**GOAL:**
Identify the lines that contain the string "Kongo" and copy all of them.

---------------

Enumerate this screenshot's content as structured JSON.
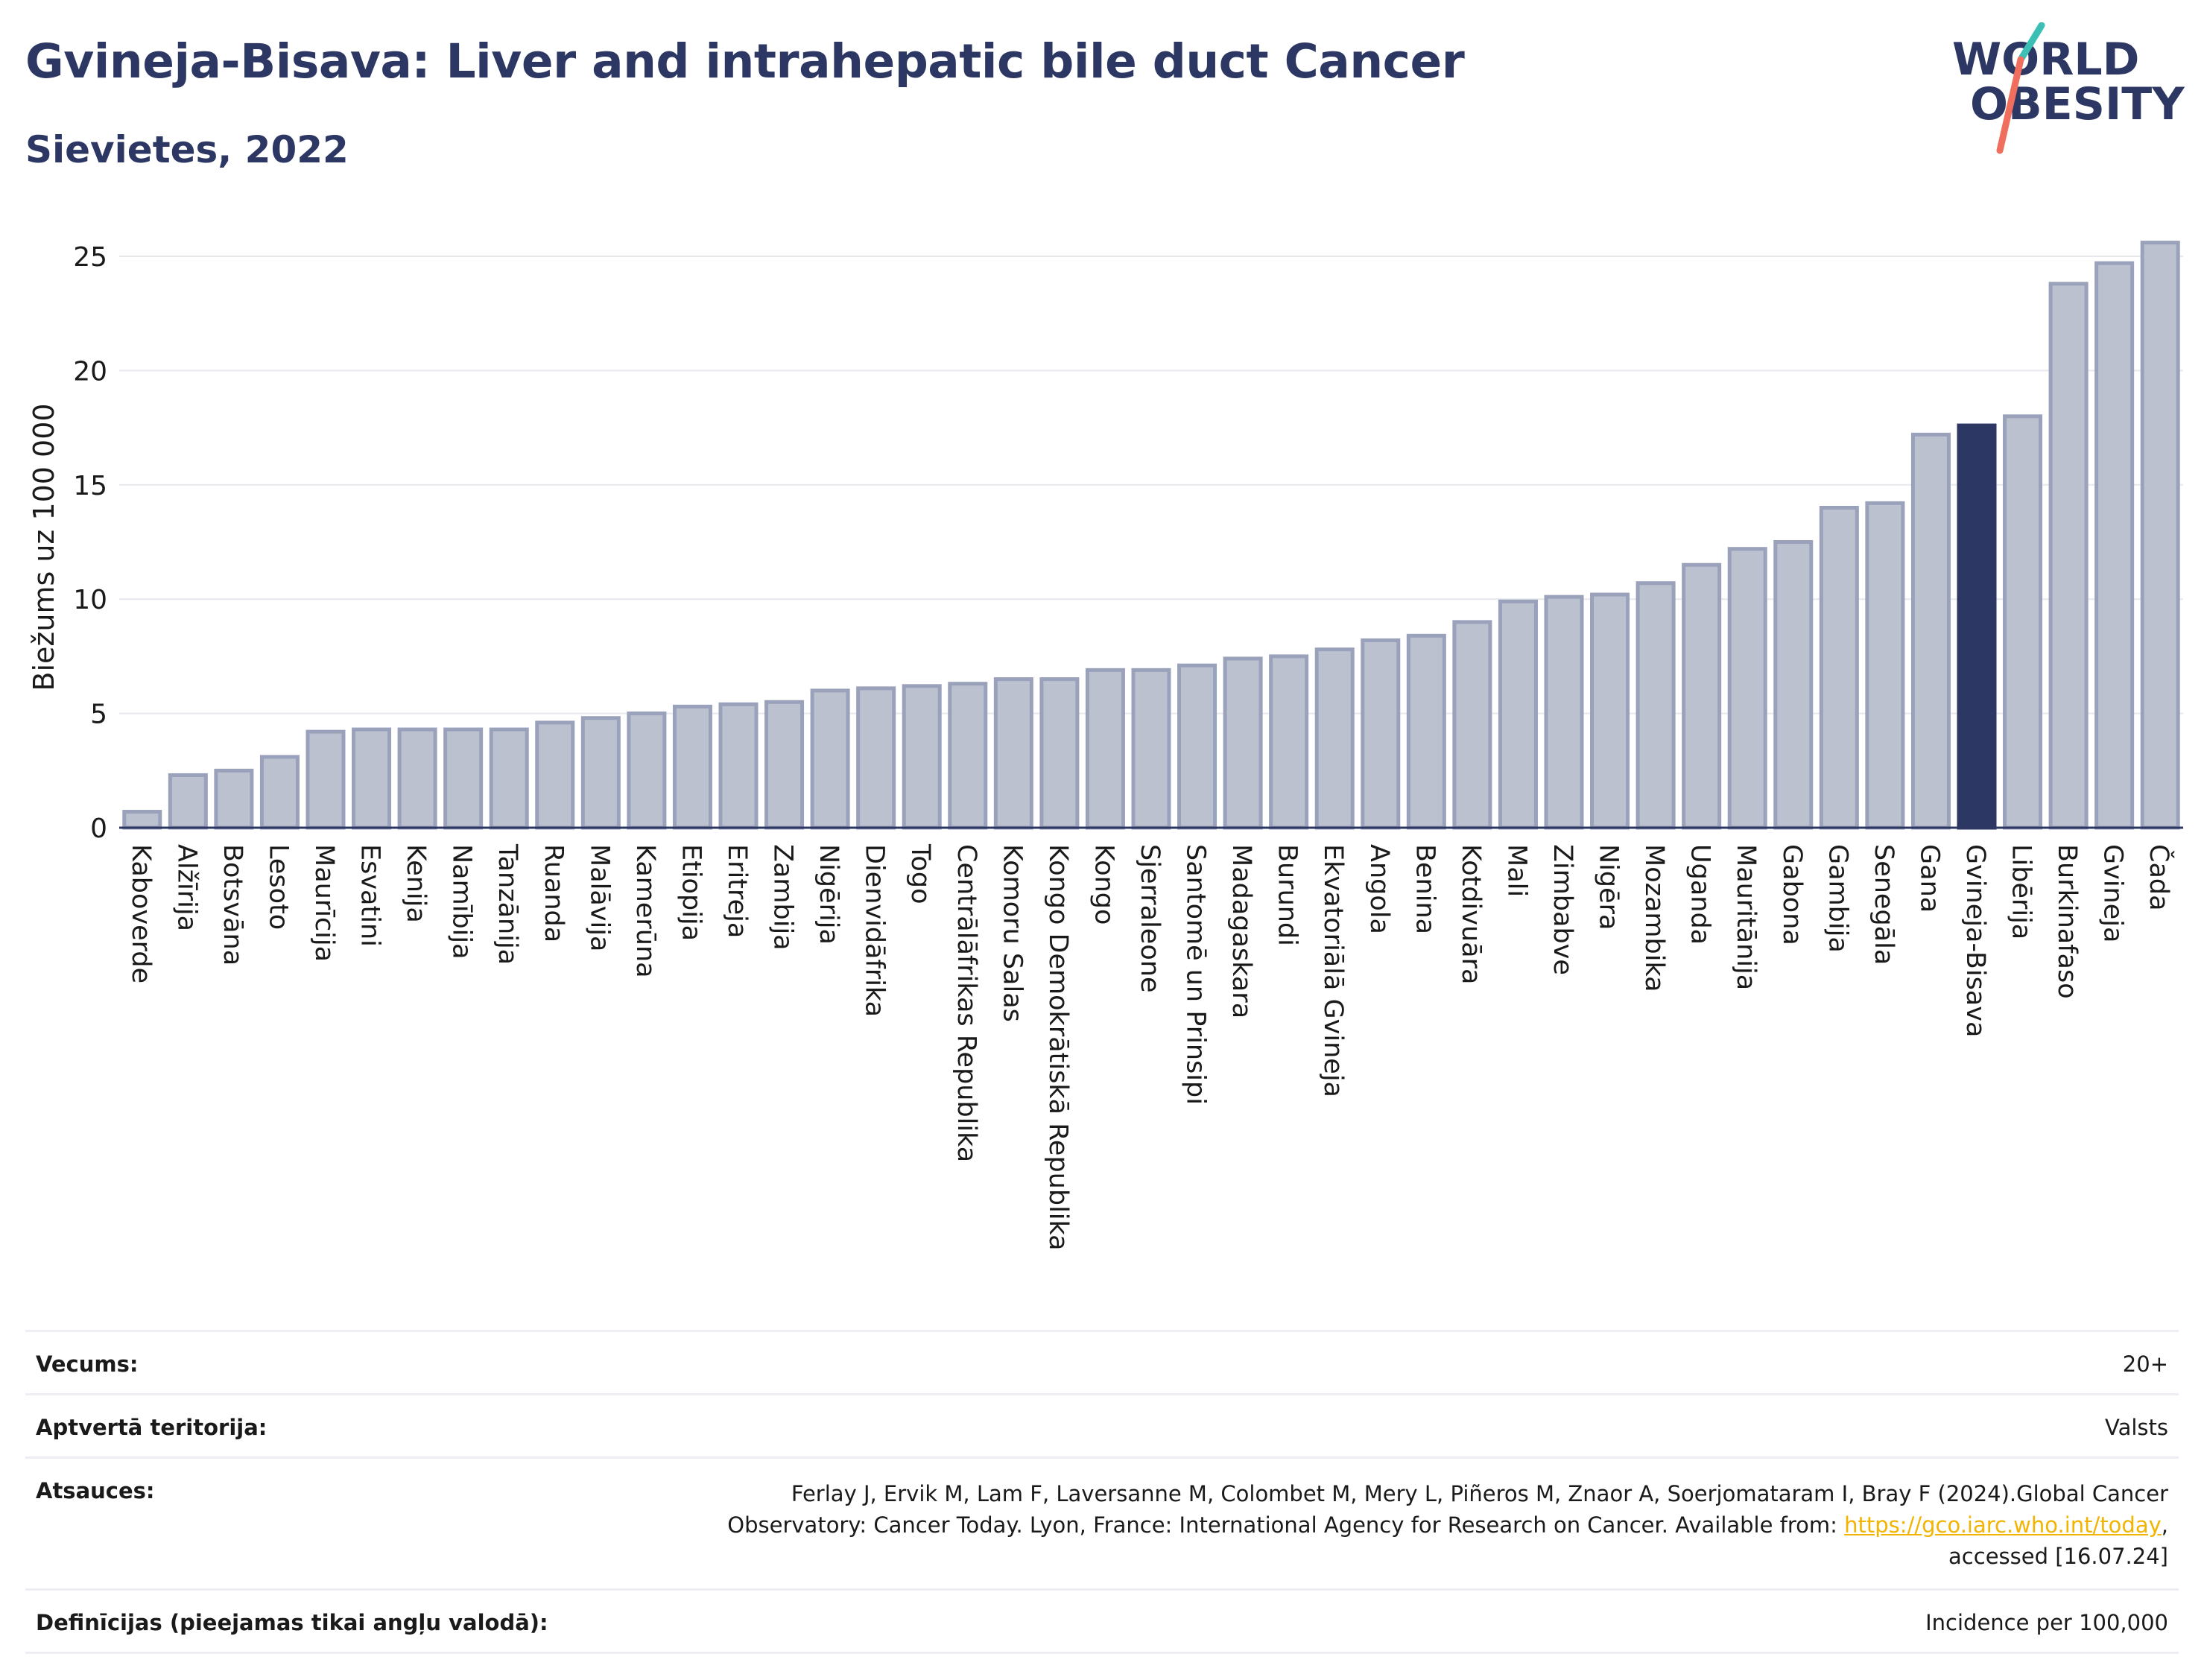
{
  "header": {
    "title": "Gvineja-Bisava: Liver and intrahepatic bile duct Cancer",
    "subtitle": "Sievietes, 2022"
  },
  "logo": {
    "line1": "WORLD",
    "line2": "OBESITY"
  },
  "colors": {
    "bar": "#bcc1d0",
    "bar_edge": "#9aa1ba",
    "highlight": "#2d3763",
    "title": "#2d3763",
    "grid": "#e6e8ee",
    "link": "#f2b400"
  },
  "chart_data": {
    "type": "bar",
    "ylabel": "Biežums uz 100 000",
    "xlabel": "",
    "ylim": [
      0,
      26.5
    ],
    "yticks": [
      0,
      5,
      10,
      15,
      20,
      25
    ],
    "grid": true,
    "highlight": "Gvineja-Bisava",
    "categories": [
      "Kaboverde",
      "Alžīrija",
      "Botsvāna",
      "Lesoto",
      "Maurīcija",
      "Esvatini",
      "Kenija",
      "Namībija",
      "Tanzānija",
      "Ruanda",
      "Malāvija",
      "Kamerūna",
      "Etiopija",
      "Eritreja",
      "Zambija",
      "Nigērija",
      "Dienvidāfrika",
      "Togo",
      "Centrālāfrikas Republika",
      "Komoru Salas",
      "Kongo Demokrātiskā Republika",
      "Kongo",
      "Sjerraleone",
      "Santomē un Prinsipi",
      "Madagaskara",
      "Burundi",
      "Ekvatoriālā Gvineja",
      "Angola",
      "Benina",
      "Kotdivuāra",
      "Mali",
      "Zimbabve",
      "Nigēra",
      "Mozambika",
      "Uganda",
      "Mauritānija",
      "Gabona",
      "Gambija",
      "Senegāla",
      "Gana",
      "Gvineja-Bisava",
      "Libērija",
      "Burkinafaso",
      "Gvineja",
      "Čada"
    ],
    "values": [
      0.7,
      2.3,
      2.5,
      3.1,
      4.2,
      4.3,
      4.3,
      4.3,
      4.3,
      4.6,
      4.8,
      5.0,
      5.3,
      5.4,
      5.5,
      6.0,
      6.1,
      6.2,
      6.3,
      6.5,
      6.5,
      6.9,
      6.9,
      7.1,
      7.4,
      7.5,
      7.8,
      8.2,
      8.4,
      9.0,
      9.9,
      10.1,
      10.2,
      10.7,
      11.5,
      12.2,
      12.5,
      14.0,
      14.2,
      17.2,
      17.6,
      18.0,
      23.8,
      24.7,
      25.6
    ]
  },
  "meta": {
    "rows": [
      {
        "label": "Vecums:",
        "value": "20+"
      },
      {
        "label": "Aptvertā teritorija:",
        "value": "Valsts"
      },
      {
        "label": "Atsauces:",
        "value_line1": "Ferlay J, Ervik M, Lam F, Laversanne M, Colombet M, Mery L, Piñeros M, Znaor A, Soerjomataram I, Bray F (2024).Global Cancer",
        "value_line2_pre": "Observatory: Cancer Today. Lyon, France: International Agency for Research on Cancer. Available from: ",
        "value_link": "https://gco.iarc.who.int/today",
        "value_line2_post": ",",
        "value_line3": "accessed [16.07.24]"
      },
      {
        "label": "Definīcijas (pieejamas tikai angļu valodā):",
        "value": "Incidence per 100,000"
      }
    ]
  }
}
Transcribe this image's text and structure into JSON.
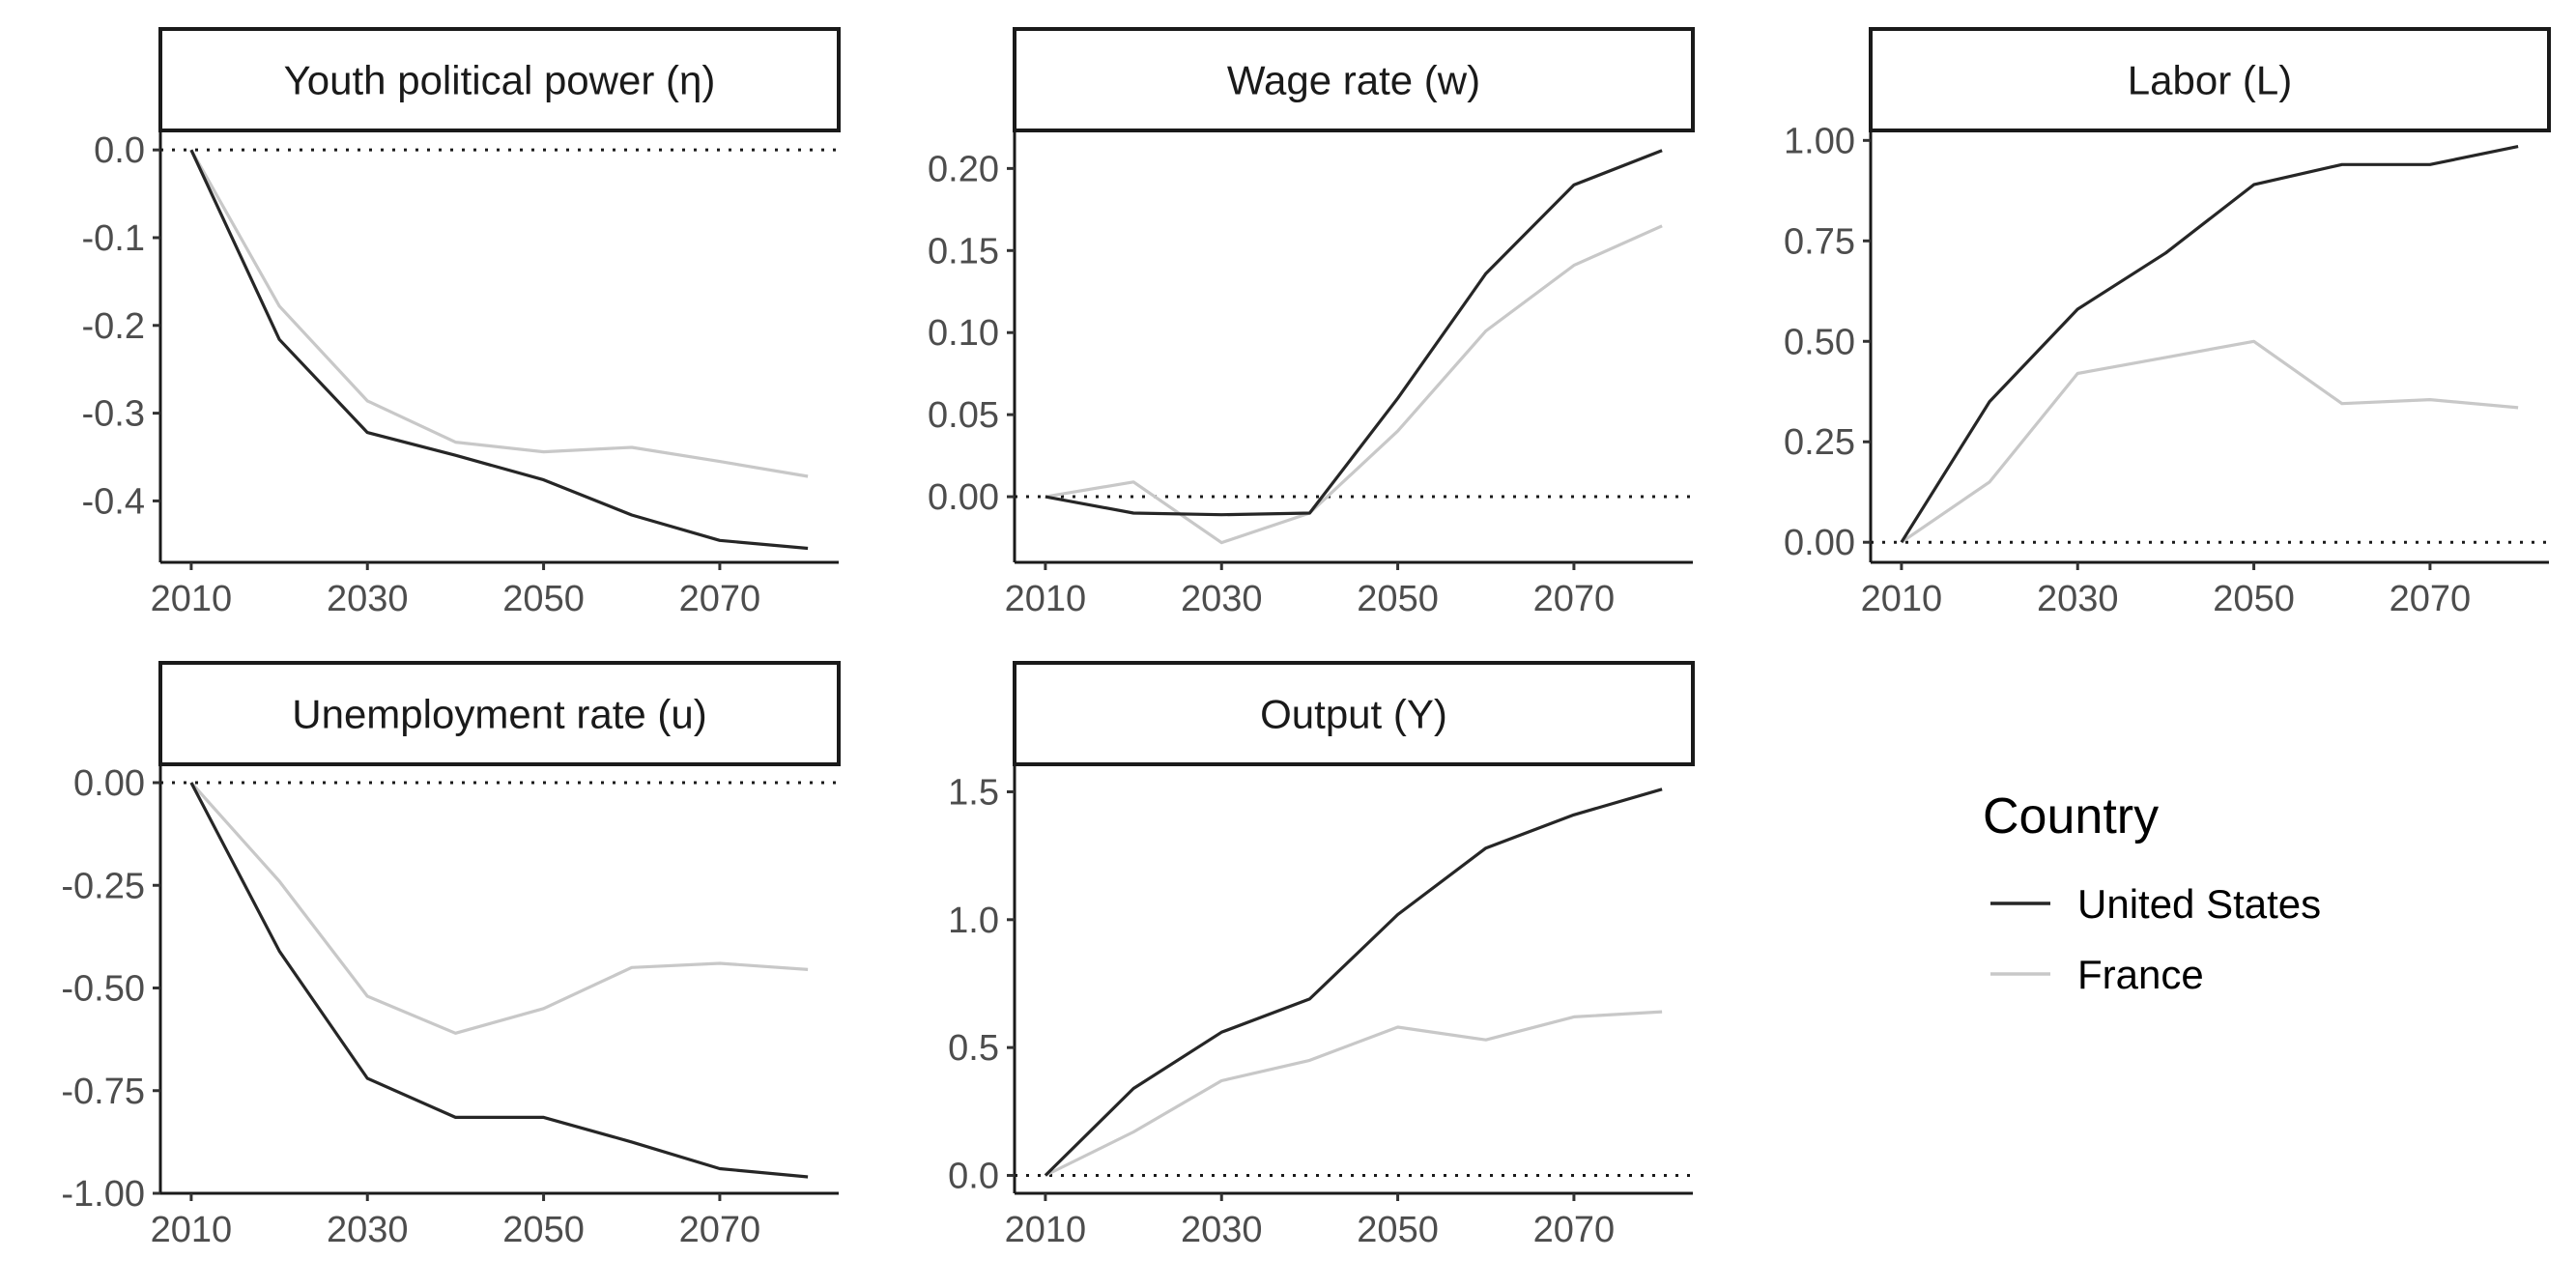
{
  "chart_data": {
    "type": "line",
    "x": [
      2010,
      2020,
      2030,
      2040,
      2050,
      2060,
      2070,
      2080
    ],
    "x_ticks": [
      2010,
      2030,
      2050,
      2070
    ],
    "colors": {
      "United States": "#262626",
      "France": "#c8c8c8"
    },
    "legend": {
      "title": "Country",
      "placement": "right",
      "entries": [
        "United States",
        "France"
      ]
    },
    "reference_line": {
      "y": 0,
      "style": "dotted"
    },
    "panels": [
      {
        "title": "Youth political power (η)",
        "ylim": [
          -0.47,
          0.02
        ],
        "y_ticks": [
          0.0,
          -0.1,
          -0.2,
          -0.3,
          -0.4
        ],
        "y_tick_labels": [
          "0.0",
          "-0.1",
          "-0.2",
          "-0.3",
          "-0.4"
        ],
        "series": [
          {
            "name": "United States",
            "values": [
              0.0,
              -0.216,
              -0.322,
              -0.348,
              -0.376,
              -0.416,
              -0.445,
              -0.454
            ]
          },
          {
            "name": "France",
            "values": [
              0.0,
              -0.178,
              -0.286,
              -0.333,
              -0.344,
              -0.339,
              -0.355,
              -0.372
            ]
          }
        ]
      },
      {
        "title": "Wage rate (w)",
        "ylim": [
          -0.04,
          0.222
        ],
        "y_ticks": [
          0.0,
          0.05,
          0.1,
          0.15,
          0.2
        ],
        "y_tick_labels": [
          "0.00",
          "0.05",
          "0.10",
          "0.15",
          "0.20"
        ],
        "series": [
          {
            "name": "United States",
            "values": [
              0.0,
              -0.01,
              -0.011,
              -0.01,
              0.06,
              0.136,
              0.19,
              0.211
            ]
          },
          {
            "name": "France",
            "values": [
              0.0,
              0.009,
              -0.028,
              -0.01,
              0.04,
              0.101,
              0.141,
              0.165
            ]
          }
        ]
      },
      {
        "title": "Labor (L)",
        "ylim": [
          -0.05,
          1.02
        ],
        "y_ticks": [
          0.0,
          0.25,
          0.5,
          0.75,
          1.0
        ],
        "y_tick_labels": [
          "0.00",
          "0.25",
          "0.50",
          "0.75",
          "1.00"
        ],
        "series": [
          {
            "name": "United States",
            "values": [
              0.0,
              0.35,
              0.58,
              0.72,
              0.89,
              0.94,
              0.94,
              0.985
            ]
          },
          {
            "name": "France",
            "values": [
              0.0,
              0.15,
              0.42,
              0.46,
              0.5,
              0.345,
              0.355,
              0.335
            ]
          }
        ]
      },
      {
        "title": "Unemployment rate (u)",
        "ylim": [
          -1.0,
          0.04
        ],
        "y_ticks": [
          0.0,
          -0.25,
          -0.5,
          -0.75,
          -1.0
        ],
        "y_tick_labels": [
          "0.00",
          "-0.25",
          "-0.50",
          "-0.75",
          "-1.00"
        ],
        "series": [
          {
            "name": "United States",
            "values": [
              0.0,
              -0.41,
              -0.72,
              -0.815,
              -0.815,
              -0.875,
              -0.94,
              -0.96
            ]
          },
          {
            "name": "France",
            "values": [
              0.0,
              -0.24,
              -0.52,
              -0.61,
              -0.55,
              -0.45,
              -0.44,
              -0.455
            ]
          }
        ]
      },
      {
        "title": "Output (Y)",
        "ylim": [
          -0.07,
          1.6
        ],
        "y_ticks": [
          0.0,
          0.5,
          1.0,
          1.5
        ],
        "y_tick_labels": [
          "0.0",
          "0.5",
          "1.0",
          "1.5"
        ],
        "series": [
          {
            "name": "United States",
            "values": [
              0.0,
              0.34,
              0.56,
              0.69,
              1.02,
              1.28,
              1.41,
              1.51
            ]
          },
          {
            "name": "France",
            "values": [
              0.0,
              0.17,
              0.37,
              0.45,
              0.58,
              0.53,
              0.62,
              0.64
            ]
          }
        ]
      }
    ]
  }
}
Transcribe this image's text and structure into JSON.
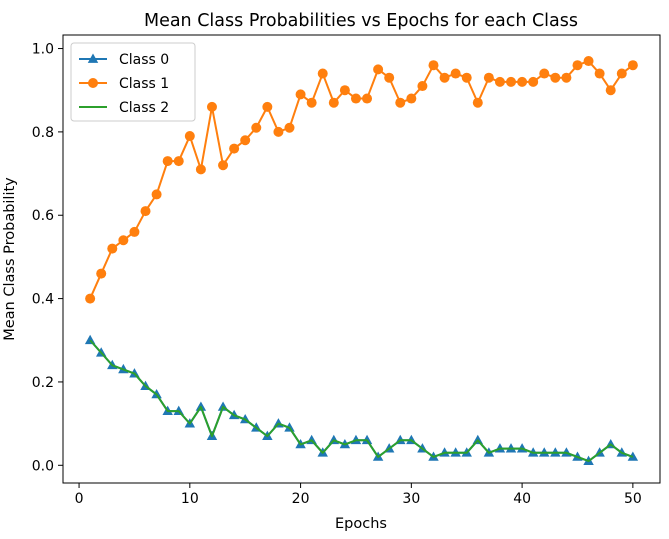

---------------

**EXERCISE OUTPUT:**
      "Kongo Demokrātiskā Republika",
      "Kongo",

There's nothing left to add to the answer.